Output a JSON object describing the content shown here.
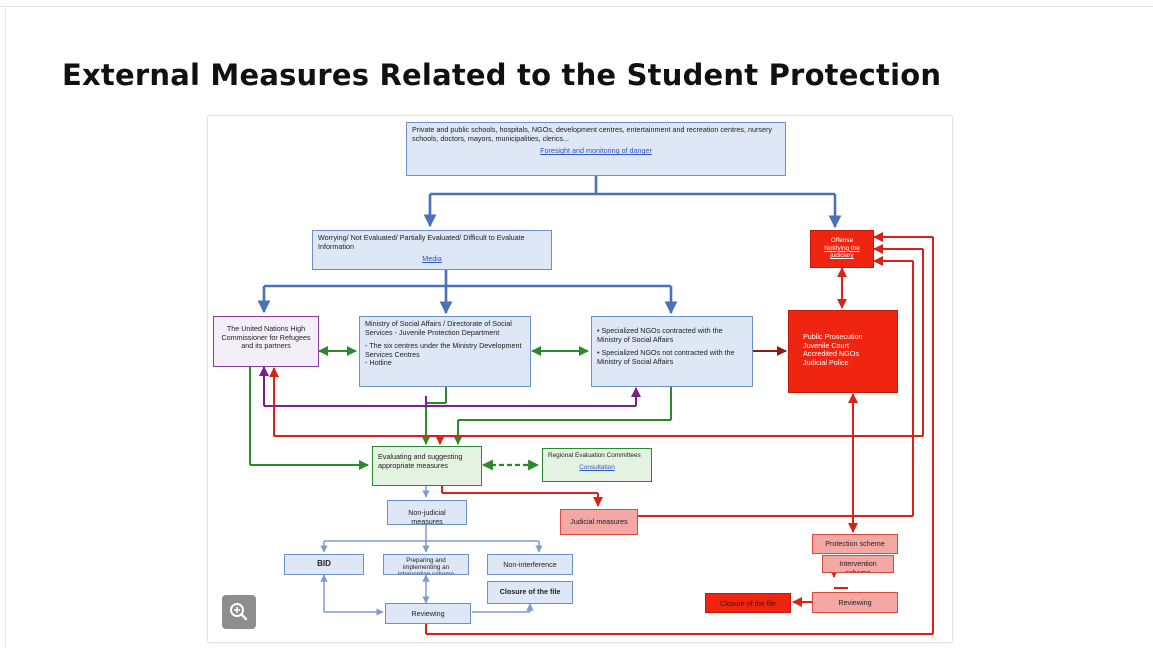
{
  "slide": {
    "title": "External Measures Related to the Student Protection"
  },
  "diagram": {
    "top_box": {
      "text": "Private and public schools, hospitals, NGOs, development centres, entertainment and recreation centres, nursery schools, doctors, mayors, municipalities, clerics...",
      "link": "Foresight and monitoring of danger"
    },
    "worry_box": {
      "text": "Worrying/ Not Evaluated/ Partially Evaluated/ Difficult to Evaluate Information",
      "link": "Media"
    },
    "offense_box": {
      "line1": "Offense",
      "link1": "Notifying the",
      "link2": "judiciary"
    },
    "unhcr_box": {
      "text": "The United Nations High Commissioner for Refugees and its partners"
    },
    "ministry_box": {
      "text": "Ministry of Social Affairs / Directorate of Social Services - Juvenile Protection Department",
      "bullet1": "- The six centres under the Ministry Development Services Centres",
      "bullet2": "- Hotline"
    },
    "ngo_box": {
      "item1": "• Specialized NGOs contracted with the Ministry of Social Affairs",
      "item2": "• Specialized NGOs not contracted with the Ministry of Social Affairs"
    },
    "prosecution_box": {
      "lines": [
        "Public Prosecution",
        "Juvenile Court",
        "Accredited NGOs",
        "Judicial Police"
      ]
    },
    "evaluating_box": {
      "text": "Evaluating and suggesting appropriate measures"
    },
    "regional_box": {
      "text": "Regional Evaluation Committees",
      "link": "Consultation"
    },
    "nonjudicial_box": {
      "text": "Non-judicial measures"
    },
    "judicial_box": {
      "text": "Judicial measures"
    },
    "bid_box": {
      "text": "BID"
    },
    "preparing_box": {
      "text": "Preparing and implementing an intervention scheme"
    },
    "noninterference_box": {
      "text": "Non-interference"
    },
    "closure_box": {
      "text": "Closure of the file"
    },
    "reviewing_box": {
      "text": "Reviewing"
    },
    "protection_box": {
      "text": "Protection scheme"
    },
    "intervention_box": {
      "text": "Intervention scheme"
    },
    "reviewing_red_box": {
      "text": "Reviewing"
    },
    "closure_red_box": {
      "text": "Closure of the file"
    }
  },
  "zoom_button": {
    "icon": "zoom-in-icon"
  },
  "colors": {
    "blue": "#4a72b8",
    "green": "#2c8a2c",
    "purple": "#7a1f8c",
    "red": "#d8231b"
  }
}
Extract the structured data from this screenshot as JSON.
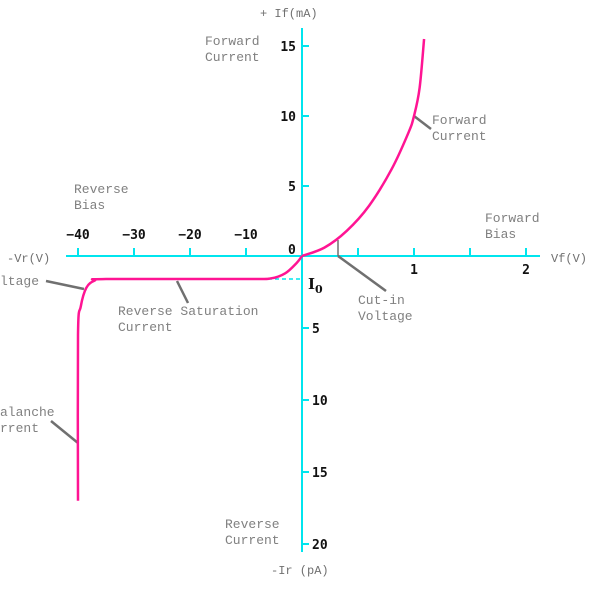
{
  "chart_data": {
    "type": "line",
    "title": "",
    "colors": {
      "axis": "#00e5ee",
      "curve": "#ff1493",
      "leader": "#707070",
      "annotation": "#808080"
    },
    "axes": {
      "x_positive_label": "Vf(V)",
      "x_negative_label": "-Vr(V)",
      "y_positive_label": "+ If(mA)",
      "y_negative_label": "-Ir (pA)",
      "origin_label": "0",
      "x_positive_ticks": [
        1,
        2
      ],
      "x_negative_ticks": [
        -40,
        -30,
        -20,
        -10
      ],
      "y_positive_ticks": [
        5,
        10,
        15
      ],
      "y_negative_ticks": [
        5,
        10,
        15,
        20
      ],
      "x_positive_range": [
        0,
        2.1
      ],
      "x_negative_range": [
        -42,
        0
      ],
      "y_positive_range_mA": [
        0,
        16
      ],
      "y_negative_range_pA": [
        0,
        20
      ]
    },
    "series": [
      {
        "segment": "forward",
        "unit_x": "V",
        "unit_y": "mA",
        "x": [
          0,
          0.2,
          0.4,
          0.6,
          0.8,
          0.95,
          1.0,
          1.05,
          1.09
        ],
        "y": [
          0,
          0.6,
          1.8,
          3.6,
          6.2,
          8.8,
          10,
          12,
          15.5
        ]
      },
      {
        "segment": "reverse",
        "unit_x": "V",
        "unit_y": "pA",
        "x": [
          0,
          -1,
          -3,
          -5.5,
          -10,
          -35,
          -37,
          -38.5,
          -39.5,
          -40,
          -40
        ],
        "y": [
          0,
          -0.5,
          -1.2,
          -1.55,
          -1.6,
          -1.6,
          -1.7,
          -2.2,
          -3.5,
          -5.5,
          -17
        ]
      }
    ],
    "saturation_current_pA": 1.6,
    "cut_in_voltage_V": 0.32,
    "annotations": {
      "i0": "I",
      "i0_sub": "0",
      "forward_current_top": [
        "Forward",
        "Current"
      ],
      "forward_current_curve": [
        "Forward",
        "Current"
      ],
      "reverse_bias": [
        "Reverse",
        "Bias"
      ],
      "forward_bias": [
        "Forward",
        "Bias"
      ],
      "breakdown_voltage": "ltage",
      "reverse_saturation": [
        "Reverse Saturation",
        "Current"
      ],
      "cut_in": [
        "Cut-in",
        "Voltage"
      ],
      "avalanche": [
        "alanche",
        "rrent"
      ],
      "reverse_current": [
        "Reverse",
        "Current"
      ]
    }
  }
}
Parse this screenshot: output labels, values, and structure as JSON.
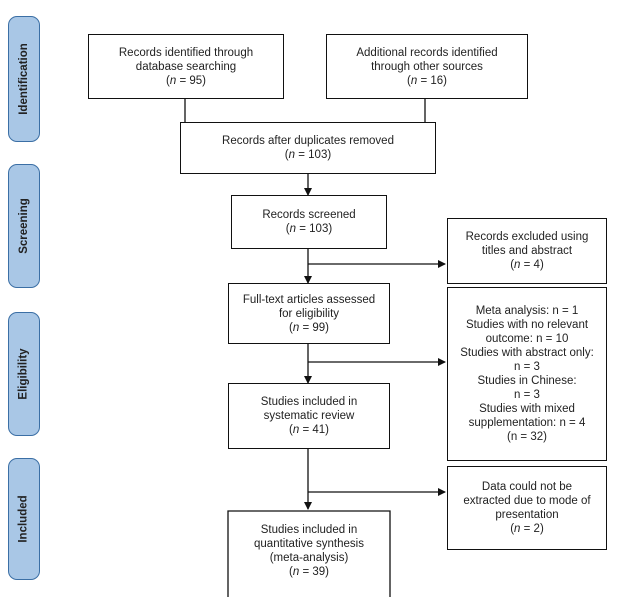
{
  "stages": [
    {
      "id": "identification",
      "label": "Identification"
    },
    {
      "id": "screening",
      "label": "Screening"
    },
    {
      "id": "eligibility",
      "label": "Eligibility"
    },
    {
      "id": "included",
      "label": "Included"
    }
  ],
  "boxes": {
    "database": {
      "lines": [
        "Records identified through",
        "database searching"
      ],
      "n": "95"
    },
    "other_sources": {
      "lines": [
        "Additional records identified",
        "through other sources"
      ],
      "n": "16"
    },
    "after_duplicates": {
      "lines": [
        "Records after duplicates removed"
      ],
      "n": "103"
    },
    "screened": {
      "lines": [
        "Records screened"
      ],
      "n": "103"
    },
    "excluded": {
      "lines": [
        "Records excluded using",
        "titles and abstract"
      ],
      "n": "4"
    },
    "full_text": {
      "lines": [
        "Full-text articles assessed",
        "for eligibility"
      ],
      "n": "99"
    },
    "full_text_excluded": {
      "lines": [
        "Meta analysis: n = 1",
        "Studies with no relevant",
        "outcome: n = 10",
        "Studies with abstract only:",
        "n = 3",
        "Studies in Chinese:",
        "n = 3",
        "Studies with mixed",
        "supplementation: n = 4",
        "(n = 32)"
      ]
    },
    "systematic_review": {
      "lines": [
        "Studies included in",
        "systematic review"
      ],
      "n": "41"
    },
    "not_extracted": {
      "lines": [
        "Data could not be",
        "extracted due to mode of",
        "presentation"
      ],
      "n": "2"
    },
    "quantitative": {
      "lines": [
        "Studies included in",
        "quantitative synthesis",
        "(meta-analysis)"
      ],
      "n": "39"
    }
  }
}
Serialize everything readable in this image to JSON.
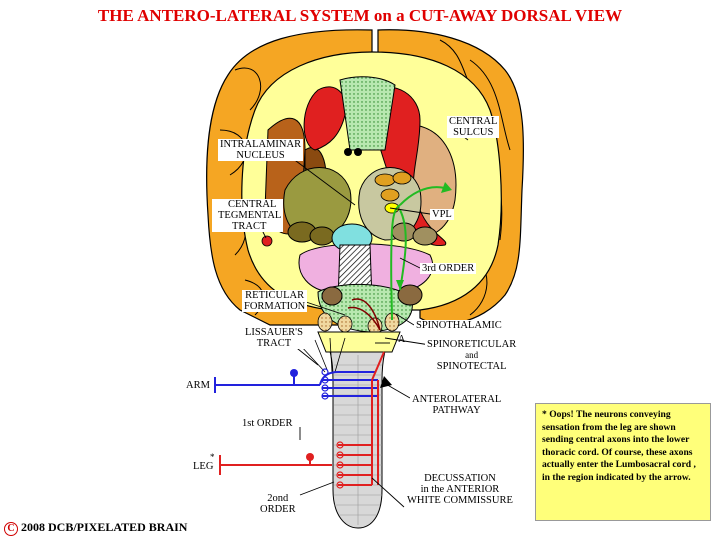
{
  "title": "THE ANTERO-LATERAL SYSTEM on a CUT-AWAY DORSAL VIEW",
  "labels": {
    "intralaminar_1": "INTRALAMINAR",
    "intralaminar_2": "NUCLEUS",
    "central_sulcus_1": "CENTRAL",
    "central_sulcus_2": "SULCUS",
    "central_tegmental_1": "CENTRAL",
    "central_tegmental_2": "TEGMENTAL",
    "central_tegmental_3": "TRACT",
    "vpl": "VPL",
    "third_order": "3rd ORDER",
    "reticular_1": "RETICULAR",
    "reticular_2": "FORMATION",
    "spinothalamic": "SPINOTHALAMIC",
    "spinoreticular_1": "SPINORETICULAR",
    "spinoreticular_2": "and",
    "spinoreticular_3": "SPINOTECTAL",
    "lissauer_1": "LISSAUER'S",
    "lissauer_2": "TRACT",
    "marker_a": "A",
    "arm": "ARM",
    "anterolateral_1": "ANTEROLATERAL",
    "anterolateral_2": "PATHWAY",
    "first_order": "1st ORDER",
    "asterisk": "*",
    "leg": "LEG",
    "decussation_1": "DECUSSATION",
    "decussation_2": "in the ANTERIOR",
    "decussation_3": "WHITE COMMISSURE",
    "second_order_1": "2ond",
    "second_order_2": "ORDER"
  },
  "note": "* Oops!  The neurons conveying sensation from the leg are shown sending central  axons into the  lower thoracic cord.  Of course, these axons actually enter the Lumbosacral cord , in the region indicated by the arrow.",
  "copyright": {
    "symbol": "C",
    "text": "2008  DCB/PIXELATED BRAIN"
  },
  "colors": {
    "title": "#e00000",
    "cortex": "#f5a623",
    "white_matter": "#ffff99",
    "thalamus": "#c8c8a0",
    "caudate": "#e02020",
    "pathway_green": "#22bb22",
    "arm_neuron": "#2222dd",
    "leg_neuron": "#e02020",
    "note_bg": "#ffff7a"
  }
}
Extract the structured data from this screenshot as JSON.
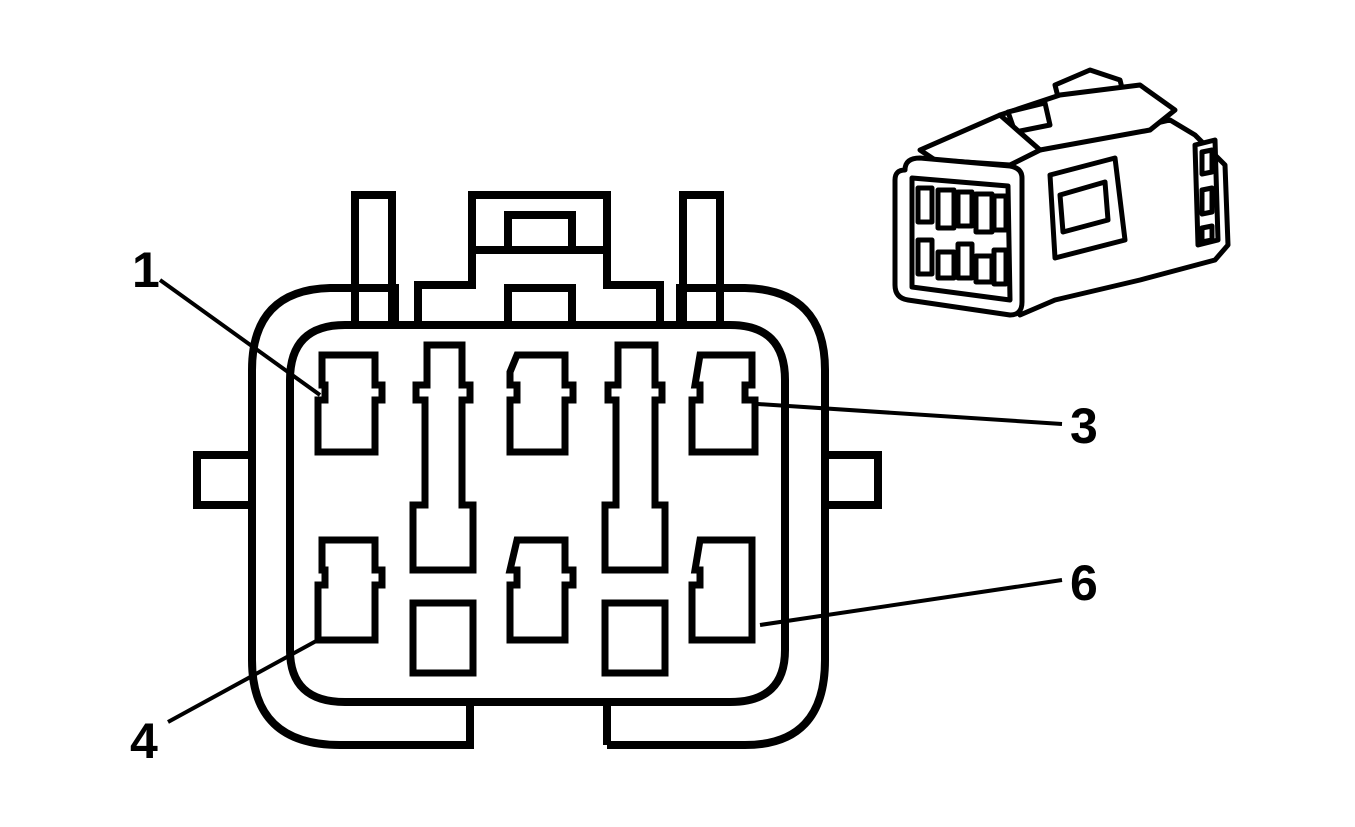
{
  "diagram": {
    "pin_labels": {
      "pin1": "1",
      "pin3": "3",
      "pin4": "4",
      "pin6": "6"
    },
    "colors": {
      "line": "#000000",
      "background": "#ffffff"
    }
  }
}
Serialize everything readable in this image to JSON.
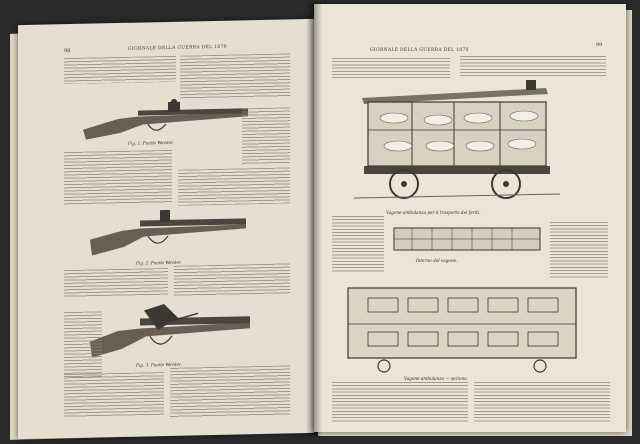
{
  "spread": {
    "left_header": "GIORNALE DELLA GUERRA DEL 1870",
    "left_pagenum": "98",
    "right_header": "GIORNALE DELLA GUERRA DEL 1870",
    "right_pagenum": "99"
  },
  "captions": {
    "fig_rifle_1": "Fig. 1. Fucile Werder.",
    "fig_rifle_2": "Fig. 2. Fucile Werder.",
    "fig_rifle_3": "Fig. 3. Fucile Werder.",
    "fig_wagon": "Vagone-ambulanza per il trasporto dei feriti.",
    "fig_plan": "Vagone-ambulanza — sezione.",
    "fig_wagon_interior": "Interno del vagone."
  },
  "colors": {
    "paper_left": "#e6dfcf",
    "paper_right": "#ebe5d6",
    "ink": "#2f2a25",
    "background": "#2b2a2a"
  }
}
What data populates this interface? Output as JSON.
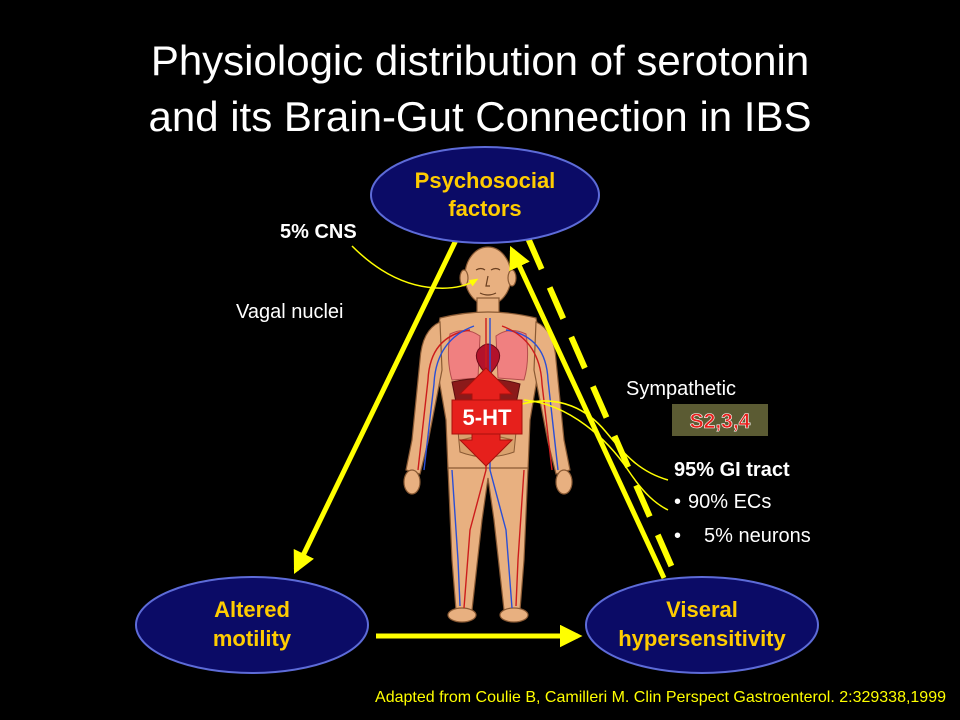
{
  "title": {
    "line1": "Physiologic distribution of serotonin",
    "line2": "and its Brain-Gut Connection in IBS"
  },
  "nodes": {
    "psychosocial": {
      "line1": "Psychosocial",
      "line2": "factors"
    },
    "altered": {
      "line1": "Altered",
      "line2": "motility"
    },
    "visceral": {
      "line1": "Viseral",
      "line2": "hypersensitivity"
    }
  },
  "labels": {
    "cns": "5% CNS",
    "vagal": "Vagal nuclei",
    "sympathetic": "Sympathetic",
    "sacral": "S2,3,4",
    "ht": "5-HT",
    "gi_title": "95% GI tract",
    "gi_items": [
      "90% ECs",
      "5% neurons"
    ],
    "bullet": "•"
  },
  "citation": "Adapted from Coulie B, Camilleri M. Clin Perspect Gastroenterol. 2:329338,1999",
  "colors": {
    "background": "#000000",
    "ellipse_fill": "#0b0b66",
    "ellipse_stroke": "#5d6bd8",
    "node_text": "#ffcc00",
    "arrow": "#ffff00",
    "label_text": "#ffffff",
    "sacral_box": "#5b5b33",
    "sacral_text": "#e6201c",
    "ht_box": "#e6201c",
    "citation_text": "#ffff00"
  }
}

===============

# Exercise details:
Which lines contain "abstract"? Show each of them.

# Expected output:
        "titles and abstract"
        "Studies with abstract only:",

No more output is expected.